Fragmento del texto:

---

Pero al margen de la importancia que tiene el roce social, habida cuenta de que es sabido que un abrazo beneficia al organismo al activar hormonas que contribuyen a generar salud mental, emocional y física, se tiene el problema que representa la situación inducida por la pandemia del coronado virus. Tan necesaria y natural manifestación de afecto se convirtió ahora en una espantosa condena.
La desgracia suscitada por su calamitosa incidencia ha obligado a renunciar a tan hermoso gesto de amistad. Igualmente, a dar la mano como signo de saludo. Y es porque resulta difícil inhibirse de acusar tan ancestral costumbre. Incluso, propuesta entre las recomendaciones de cortesía y urbanidad esbozadas por el profesor Manuel Antonio Carreño. Las mismas expuestas con el fin de establecer y motivar a que la sociedad adquiriera un comportamiento social que bien se correspondiera con una cordialidad que implica coexistir con otros a la orden de un ancho concepto de ciudadanía.

---

Material mostrado:
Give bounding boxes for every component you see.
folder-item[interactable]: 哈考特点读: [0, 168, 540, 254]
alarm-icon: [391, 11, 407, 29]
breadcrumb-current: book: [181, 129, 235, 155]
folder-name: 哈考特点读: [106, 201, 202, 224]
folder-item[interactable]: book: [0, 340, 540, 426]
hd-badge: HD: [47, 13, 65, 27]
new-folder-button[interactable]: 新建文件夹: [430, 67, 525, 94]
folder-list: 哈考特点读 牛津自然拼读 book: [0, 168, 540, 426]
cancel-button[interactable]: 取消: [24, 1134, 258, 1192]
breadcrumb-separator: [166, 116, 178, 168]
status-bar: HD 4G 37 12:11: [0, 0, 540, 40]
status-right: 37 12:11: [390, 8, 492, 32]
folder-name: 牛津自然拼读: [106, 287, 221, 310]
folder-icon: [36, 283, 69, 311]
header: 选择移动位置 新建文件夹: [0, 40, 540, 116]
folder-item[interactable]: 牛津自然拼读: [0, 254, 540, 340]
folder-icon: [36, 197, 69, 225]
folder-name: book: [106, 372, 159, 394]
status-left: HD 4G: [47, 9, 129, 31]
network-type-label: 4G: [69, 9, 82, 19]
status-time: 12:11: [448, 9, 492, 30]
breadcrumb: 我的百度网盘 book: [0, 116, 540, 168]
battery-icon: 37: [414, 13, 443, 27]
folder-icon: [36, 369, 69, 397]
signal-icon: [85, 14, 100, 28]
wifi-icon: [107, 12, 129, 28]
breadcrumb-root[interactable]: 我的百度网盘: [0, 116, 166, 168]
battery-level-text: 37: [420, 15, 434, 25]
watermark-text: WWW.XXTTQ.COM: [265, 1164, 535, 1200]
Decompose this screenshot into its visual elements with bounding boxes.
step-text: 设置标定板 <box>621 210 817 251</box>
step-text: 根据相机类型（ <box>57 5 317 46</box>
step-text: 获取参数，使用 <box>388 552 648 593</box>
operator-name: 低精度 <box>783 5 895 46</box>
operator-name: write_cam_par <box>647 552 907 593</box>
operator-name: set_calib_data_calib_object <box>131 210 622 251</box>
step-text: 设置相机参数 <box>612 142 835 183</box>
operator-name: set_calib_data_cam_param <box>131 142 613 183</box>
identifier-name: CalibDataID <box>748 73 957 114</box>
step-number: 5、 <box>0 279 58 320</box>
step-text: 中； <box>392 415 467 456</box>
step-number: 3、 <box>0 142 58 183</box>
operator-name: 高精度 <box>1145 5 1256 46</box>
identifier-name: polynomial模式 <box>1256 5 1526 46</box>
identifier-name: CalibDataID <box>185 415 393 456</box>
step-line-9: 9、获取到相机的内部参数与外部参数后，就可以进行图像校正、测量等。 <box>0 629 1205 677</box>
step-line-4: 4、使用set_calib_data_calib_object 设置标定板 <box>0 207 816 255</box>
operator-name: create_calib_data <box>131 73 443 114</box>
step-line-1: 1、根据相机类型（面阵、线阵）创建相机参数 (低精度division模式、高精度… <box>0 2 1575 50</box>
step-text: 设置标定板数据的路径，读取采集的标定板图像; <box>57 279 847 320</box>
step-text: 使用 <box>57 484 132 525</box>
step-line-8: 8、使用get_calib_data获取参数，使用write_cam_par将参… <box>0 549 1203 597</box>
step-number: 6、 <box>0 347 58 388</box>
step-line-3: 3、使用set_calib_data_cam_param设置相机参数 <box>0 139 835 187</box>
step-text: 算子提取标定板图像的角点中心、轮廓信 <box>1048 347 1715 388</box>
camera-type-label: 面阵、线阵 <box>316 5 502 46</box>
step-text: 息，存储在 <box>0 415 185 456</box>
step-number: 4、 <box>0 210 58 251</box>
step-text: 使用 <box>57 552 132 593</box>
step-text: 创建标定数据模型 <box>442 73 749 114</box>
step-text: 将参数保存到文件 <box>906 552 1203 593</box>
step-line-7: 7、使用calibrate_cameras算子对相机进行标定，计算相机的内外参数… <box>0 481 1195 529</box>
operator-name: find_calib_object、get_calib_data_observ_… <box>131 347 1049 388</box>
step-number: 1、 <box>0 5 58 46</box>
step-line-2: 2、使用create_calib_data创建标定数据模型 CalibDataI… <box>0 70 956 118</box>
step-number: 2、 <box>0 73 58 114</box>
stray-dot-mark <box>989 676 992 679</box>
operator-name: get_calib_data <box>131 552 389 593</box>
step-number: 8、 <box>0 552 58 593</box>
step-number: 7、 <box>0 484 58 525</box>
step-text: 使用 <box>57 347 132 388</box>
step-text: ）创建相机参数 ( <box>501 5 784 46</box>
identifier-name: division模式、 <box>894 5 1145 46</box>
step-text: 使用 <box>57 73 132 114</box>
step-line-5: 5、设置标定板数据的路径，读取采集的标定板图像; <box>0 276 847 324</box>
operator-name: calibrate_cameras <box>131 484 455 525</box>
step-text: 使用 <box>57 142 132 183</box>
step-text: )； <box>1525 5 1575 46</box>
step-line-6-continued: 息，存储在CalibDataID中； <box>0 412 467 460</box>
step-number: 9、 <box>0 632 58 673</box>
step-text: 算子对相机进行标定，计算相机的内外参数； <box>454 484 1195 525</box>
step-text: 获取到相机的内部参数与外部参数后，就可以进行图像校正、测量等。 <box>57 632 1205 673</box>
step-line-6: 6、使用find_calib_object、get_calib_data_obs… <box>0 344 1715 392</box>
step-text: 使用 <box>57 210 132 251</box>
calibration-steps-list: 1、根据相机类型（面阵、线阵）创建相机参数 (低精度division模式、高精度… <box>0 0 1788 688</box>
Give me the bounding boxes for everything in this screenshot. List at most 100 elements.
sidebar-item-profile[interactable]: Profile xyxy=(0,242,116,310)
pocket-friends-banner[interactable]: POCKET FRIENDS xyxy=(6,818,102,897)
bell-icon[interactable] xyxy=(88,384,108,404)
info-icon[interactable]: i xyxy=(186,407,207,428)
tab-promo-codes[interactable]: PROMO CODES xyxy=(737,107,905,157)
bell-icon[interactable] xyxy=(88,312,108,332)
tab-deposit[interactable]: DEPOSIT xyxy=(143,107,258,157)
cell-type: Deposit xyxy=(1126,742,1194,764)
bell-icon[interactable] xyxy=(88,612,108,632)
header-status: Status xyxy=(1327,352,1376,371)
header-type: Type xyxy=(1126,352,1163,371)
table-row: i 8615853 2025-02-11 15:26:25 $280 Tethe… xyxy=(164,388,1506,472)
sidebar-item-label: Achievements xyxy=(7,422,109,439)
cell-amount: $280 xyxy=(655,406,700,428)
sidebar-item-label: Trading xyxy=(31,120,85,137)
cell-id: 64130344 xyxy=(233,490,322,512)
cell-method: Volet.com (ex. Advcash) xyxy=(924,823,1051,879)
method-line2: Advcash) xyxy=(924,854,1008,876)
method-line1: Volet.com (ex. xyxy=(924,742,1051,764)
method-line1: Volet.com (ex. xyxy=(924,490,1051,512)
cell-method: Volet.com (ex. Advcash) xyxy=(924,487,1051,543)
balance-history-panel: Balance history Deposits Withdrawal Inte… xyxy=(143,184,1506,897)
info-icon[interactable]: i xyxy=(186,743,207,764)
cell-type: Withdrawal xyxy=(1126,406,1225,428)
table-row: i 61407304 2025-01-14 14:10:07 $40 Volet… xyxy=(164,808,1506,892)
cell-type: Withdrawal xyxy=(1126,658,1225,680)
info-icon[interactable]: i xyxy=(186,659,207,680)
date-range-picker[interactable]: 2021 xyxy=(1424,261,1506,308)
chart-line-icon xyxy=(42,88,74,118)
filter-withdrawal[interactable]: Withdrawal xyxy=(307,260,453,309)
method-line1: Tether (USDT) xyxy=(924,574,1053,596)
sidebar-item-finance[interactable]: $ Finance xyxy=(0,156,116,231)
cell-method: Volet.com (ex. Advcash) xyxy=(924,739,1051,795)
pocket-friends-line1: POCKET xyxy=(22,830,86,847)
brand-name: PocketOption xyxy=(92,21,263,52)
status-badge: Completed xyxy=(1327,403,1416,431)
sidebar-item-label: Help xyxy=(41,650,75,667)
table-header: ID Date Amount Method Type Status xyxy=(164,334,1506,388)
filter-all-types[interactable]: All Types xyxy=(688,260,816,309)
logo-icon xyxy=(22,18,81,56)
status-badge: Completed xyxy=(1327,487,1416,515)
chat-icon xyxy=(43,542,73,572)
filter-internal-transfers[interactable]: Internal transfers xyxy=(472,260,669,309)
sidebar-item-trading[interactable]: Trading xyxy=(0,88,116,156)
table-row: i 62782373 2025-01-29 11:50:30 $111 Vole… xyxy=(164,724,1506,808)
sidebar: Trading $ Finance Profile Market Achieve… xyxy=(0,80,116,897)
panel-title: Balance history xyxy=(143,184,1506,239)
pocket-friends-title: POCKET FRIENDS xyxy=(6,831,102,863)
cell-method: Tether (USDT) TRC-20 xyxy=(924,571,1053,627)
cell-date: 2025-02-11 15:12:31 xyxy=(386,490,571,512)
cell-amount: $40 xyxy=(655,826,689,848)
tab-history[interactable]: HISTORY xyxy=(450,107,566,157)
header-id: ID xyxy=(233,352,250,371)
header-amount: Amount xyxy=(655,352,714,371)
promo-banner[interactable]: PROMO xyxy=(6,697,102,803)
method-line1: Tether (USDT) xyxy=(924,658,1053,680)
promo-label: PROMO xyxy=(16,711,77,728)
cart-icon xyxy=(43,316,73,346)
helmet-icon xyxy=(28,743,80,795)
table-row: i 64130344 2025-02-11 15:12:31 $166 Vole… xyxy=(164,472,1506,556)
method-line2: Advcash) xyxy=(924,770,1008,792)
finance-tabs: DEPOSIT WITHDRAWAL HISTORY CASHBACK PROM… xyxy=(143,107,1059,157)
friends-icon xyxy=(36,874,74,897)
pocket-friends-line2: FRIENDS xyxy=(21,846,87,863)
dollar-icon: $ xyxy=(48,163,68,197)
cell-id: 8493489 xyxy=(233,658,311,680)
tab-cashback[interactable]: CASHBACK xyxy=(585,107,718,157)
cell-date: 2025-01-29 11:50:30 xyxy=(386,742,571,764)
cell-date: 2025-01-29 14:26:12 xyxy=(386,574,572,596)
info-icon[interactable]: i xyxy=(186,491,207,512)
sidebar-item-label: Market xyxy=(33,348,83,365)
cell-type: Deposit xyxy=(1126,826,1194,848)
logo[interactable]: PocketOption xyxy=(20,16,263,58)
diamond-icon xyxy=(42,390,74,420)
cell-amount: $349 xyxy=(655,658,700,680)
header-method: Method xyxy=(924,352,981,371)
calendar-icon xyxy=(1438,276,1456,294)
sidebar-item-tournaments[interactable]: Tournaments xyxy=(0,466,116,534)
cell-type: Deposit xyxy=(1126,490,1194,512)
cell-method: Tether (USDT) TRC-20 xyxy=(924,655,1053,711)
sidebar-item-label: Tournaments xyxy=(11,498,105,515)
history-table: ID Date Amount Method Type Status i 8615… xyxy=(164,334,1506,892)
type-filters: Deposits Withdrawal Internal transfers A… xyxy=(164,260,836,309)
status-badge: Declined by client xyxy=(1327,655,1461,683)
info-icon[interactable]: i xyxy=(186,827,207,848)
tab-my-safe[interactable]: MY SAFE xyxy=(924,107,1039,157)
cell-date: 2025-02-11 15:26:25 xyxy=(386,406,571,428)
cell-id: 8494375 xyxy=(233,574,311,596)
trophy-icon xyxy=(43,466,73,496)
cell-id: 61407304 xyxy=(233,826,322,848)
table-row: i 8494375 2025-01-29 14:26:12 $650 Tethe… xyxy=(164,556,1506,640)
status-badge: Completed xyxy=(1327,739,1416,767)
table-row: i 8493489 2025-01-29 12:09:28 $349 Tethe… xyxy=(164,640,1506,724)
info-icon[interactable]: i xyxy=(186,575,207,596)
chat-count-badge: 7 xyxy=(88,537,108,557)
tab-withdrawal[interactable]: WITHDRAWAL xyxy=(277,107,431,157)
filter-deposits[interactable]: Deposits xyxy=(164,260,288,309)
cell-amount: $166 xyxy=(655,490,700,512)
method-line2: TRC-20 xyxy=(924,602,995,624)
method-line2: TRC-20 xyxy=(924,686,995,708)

---

Instrucciones de la tarea: Extrae completo el fragmento sobre el abrazo y la pandemia, sin alterar ninguna palabra ni signo.

Respuesta:
Pero al margen de la importancia que tiene el roce social, habida cuenta de que es sabido que un abrazo beneficia al organismo al activar hormonas que contribuyen a generar salud mental, emocional y física, se tiene el problema que representa la situación inducida por la pandemia del coronado virus. Tan necesaria y natural manifestación de afecto se convirtió ahora en una espantosa condena.
La desgracia suscitada por su calamitosa incidencia ha obligado a renunciar a tan hermoso gesto de amistad. Igualmente, a dar la mano como signo de saludo. Y es porque resulta difícil inhibirse de acusar tan ancestral costumbre. Incluso, propuesta entre las recomendaciones de cortesía y urbanidad esbozadas por el profesor Manuel Antonio Carreño. Las mismas expuestas con el fin de establecer y motivar a que la sociedad adquiriera un comportamiento social que bien se correspondiera con una cordialidad que implica coexistir con otros a la orden de un ancho concepto de ciudadanía.